DOCUMENT EXCERPT
##########
Update 26th Oct: See below for a second version following comments below
I have just promoted this idea as well, I would never have imagined it to be a good design for this method to have it throw an unhandled exception, IMHO that is!
Anyway, since we are being inventive here, the following also seems to do the trick. But be aware much like the custom setting counting trick, it does not actually reserve anything for the subsequent sending of emails, as the method call is made in another VF context.
<apex:page controller="TestMessagingLimitController" action="{!check}"/>
public with sharing class TestMessagingLimitController
{
public PageReference check()
{
Integer amount = Integer.valueOf(ApexPages.currentPage().getParameters().get('amount'));
Messaging.reserveSingleEmailCapacity(amount);
return null;
}
}
You can then do this...
try
{
PageReference checkMessages = Page.testmessaginglimit;
checkMessages.getParameters().put('amount', '1000');
checkMessages.getContent();
// Success (note messages will not be reserved however)
}
catch (Exception e)
{
// Failure
System.debug(e.getMessage());
}
Implementation Note: If you wrap the above in your own helper method, e.g.
public static boolean checkSingleEmailCapacity(Integer amount)
You can then easily switch out this implementation with a try/catch once Salesforce allows us to catch these exceptions or provides an alternative as per the idea exchange posting.
Hope this helps!
##########
SUPPLIED RECORDS
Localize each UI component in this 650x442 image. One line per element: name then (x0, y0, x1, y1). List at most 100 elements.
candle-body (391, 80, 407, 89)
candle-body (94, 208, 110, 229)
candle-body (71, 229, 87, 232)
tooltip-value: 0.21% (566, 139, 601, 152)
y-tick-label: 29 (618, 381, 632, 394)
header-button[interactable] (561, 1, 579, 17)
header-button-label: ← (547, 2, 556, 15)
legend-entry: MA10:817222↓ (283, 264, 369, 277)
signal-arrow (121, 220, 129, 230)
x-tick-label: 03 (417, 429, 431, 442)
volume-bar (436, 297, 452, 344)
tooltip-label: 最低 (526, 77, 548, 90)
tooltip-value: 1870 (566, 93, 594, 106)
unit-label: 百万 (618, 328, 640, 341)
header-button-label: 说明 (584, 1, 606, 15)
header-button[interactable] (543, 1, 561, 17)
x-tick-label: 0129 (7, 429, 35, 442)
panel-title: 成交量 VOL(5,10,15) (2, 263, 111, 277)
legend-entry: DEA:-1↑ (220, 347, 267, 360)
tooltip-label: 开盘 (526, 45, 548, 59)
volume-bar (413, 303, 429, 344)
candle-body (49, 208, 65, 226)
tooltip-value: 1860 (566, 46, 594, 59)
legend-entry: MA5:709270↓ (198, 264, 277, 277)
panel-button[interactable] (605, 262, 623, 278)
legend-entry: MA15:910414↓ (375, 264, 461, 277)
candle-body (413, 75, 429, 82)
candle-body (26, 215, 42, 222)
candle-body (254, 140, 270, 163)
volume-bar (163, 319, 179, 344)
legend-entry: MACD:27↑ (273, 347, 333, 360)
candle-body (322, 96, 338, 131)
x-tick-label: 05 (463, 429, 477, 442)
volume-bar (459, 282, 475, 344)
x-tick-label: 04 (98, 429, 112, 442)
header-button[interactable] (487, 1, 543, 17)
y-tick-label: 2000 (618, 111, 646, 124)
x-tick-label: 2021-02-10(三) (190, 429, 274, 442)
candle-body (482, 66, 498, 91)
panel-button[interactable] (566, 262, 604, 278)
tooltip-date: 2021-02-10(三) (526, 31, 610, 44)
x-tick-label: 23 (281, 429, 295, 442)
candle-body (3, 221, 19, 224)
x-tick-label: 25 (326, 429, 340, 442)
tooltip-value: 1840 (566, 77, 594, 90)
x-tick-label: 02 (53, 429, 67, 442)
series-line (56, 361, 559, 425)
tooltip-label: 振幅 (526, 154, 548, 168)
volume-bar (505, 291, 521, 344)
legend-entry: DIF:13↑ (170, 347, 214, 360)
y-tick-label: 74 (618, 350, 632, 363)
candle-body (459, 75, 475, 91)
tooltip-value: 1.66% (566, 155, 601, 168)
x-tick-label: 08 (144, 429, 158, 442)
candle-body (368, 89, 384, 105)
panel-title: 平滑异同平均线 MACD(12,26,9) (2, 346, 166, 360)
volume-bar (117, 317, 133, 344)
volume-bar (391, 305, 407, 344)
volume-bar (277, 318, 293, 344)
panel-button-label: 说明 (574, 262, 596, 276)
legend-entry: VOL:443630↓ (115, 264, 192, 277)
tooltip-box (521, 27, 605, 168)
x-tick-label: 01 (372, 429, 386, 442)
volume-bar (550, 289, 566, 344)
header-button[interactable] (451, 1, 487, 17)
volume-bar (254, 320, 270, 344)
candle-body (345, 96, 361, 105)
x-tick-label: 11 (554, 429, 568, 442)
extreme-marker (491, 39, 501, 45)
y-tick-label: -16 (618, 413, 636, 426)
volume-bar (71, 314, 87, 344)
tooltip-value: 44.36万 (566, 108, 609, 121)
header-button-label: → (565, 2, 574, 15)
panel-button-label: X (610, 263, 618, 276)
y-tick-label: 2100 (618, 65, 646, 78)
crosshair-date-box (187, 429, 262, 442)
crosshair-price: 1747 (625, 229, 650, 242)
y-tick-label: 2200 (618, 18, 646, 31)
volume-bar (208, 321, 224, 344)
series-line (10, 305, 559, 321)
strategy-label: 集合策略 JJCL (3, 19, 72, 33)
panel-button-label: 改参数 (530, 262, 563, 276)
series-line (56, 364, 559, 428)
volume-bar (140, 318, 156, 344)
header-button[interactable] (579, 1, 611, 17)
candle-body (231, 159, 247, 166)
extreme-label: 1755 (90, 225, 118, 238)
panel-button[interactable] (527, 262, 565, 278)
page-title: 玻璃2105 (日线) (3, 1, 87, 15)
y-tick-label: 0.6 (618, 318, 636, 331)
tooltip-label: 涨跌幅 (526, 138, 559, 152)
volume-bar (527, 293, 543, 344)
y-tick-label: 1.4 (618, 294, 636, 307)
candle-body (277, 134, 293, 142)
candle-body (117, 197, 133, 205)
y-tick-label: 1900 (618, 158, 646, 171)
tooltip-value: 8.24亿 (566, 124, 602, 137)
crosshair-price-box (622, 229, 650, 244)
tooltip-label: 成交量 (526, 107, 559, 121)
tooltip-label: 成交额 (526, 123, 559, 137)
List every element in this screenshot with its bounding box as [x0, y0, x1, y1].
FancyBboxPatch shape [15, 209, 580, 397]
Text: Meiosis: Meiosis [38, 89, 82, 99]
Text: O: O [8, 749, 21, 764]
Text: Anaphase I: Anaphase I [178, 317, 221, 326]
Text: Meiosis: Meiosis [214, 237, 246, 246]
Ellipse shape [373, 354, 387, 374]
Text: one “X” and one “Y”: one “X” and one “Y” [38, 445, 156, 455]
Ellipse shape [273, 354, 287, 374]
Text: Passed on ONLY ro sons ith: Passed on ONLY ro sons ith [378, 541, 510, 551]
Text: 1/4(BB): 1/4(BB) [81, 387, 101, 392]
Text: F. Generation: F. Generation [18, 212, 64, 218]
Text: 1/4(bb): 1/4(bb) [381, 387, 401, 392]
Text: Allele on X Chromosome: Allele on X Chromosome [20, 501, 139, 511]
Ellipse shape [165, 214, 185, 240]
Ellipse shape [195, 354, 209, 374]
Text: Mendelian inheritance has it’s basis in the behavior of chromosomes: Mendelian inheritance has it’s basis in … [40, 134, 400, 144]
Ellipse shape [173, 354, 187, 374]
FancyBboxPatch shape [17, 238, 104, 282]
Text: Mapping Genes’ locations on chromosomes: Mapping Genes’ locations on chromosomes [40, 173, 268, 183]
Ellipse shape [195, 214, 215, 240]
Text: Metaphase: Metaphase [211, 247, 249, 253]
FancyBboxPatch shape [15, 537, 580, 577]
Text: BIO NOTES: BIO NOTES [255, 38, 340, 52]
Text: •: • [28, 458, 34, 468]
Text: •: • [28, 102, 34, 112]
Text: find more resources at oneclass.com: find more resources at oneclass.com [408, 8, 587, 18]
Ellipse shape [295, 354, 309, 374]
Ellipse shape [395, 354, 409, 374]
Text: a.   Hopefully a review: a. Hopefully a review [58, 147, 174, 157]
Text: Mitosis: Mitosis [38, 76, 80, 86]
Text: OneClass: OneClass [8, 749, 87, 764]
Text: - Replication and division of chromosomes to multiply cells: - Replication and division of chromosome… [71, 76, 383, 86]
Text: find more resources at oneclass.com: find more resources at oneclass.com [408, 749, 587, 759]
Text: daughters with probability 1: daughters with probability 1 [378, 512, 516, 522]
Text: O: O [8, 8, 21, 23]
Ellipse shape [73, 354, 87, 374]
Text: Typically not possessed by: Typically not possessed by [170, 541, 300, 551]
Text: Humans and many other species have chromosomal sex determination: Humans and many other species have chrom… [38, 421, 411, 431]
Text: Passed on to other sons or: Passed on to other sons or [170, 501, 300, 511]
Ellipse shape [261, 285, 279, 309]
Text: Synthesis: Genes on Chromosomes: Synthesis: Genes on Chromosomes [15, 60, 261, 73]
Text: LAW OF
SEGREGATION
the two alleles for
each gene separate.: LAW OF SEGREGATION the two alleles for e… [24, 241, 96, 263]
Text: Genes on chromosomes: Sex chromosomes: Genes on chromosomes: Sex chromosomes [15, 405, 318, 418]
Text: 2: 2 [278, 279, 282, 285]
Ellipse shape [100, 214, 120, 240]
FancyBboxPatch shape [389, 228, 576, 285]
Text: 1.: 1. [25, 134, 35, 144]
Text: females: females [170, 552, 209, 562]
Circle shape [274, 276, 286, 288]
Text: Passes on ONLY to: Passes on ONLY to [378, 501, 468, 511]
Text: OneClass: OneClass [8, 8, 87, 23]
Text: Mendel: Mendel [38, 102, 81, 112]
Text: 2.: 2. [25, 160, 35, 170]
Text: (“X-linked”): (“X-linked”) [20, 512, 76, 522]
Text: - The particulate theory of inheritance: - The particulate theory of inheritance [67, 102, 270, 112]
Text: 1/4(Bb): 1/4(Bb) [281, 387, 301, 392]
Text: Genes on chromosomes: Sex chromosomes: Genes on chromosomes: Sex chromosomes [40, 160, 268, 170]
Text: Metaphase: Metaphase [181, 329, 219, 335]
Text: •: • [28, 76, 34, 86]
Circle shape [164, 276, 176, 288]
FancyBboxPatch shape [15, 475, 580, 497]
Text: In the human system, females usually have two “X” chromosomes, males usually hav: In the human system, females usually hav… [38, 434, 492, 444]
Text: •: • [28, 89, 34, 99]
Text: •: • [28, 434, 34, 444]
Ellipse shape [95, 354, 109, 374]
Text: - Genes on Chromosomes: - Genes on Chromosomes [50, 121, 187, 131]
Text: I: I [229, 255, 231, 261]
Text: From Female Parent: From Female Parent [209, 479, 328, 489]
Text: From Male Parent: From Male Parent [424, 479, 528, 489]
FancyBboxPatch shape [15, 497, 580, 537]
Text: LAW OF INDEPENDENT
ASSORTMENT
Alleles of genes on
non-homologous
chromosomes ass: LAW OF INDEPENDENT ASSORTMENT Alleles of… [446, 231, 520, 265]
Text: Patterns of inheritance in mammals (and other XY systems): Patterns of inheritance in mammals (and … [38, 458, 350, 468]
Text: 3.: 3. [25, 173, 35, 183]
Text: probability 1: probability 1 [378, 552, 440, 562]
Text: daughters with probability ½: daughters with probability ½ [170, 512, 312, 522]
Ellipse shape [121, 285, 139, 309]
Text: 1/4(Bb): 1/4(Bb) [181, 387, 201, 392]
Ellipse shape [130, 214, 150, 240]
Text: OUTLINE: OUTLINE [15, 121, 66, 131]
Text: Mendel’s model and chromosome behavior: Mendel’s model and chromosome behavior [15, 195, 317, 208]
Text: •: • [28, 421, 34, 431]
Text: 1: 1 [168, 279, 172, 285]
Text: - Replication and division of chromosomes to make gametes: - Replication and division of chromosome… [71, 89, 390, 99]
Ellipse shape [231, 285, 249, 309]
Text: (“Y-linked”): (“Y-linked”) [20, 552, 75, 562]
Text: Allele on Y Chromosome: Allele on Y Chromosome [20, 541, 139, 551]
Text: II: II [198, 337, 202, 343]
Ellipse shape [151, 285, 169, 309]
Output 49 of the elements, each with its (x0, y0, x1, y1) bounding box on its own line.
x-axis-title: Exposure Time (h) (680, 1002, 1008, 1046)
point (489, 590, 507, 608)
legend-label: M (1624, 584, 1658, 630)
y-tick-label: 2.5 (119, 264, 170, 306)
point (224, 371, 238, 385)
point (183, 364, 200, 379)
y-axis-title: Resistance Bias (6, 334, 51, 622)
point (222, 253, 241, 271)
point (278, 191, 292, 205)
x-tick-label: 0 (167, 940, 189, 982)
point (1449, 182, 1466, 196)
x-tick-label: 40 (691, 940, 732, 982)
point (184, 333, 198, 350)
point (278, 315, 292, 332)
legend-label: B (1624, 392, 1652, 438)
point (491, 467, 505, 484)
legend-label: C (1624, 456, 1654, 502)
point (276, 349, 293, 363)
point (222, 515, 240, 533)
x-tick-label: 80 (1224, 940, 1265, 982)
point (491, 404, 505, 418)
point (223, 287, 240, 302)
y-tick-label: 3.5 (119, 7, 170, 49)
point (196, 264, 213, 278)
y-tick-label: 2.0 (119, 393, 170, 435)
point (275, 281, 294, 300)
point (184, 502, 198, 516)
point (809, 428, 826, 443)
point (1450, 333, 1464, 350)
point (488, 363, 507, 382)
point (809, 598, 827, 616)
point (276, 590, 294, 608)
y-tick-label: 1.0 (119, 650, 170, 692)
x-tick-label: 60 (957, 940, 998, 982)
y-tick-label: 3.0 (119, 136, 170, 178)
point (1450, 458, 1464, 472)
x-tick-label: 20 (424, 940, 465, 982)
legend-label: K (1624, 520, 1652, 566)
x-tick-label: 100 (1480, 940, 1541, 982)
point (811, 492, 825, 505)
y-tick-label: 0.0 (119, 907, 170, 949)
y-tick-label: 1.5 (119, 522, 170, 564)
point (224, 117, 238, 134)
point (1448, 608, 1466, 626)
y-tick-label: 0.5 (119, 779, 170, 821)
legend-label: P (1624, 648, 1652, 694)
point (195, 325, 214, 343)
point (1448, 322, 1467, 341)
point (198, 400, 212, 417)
##########
BRIEF A
In the post about Salesforce email limits, list every method called inside the try block of the second code snippet.
BRIEF B
Resume the post about Salesforce email limits from its last sentence.
The records come from a different source than the post about Salesforce email limits.

ANSWER AREA A
getParameters, put, getContent

ANSWER AREA B
Update: Apex REST Approach
Here is a further approach that is using a Http callout. I've left the above approach in my answer, as it has the benefit of not needing a remote site enabled, global class etc. So please make your choice! In the end if you follow the abstraction I recommended above and only call the helper method you can change your mind swiftly in the future.
@RestResource(urlMapping='/MessageLimit')
global with sharing class MessageLimit
{
@HttpGet
global static void doGet()
{
RestRequest req = RestContext.request;
Integer amount = Integer.valueOf(req.params.get('amount'));
Messaging.reserveSingleEmailCapacity(amount);
}
public static boolean checkSingleEmailCapacity(Integer amount)
{
Http h = new Http();
HttpRequest req = new HttpRequest();
req.setEndpoint(URL.getSalesforceBaseUrl().toExternalForm() + '/services/apexrest/MessageLimit?amount=' + amount);
req.setMethod('GET');
req.setHeader('Authorization', 'OAuth ' + UserInfo.getSessionId());
HttpResponse res = h.send(req);
if(res.getStatusCode() == 500) // May want to actually check the body message to be 100% sure
return false;
return true;
}
}
Thus you can now do this!
if(MessageLimit.checkSingleEmailCapacity(1001))
System.debug('Good to go!');
else
System.debug('No go for launch!');
Enjoy!
Edit: Having been questioned about the behavior, I just tested this and found that you can send as many emails as you can handle within governor limits. As a proof of concept, I wrote the following code:
Messaging.SingleEmailMessage[] messages = new Messaging.SingleEmailMessage[0];
for(integer i = 0; i < 10000; i++) {
messaging.SingleEmailMessage m = new messaging.SingleEmailMessage();
m.settargetobjectid(userinfo.getUserId());
m.setsubject('hello'+i);
m.setplaintextbody('world'+i);
m.setsaveasactivity(false);
messages.add(m);
}
messaging.sendemail(messages);
system.assert(false);
This code did not fail with any errors about too many emails in the list, heap limits, CPU limits, etc. So, as long as you don't break any other governor limits, you can theoretically send 25,000 in a single call (but, you'd likely run in to governor limits without going asynchronous).
You can send 100 SingleEmailMessage per sendEmail call, and 10 sendEmail calls per transaction. So, you can send 1000 per transaction. There's no limit for sending to portal and internal users using setTargetObjectId.
All of this information is found in the Governor Limits document in the Email Limits section (the link goes there directly).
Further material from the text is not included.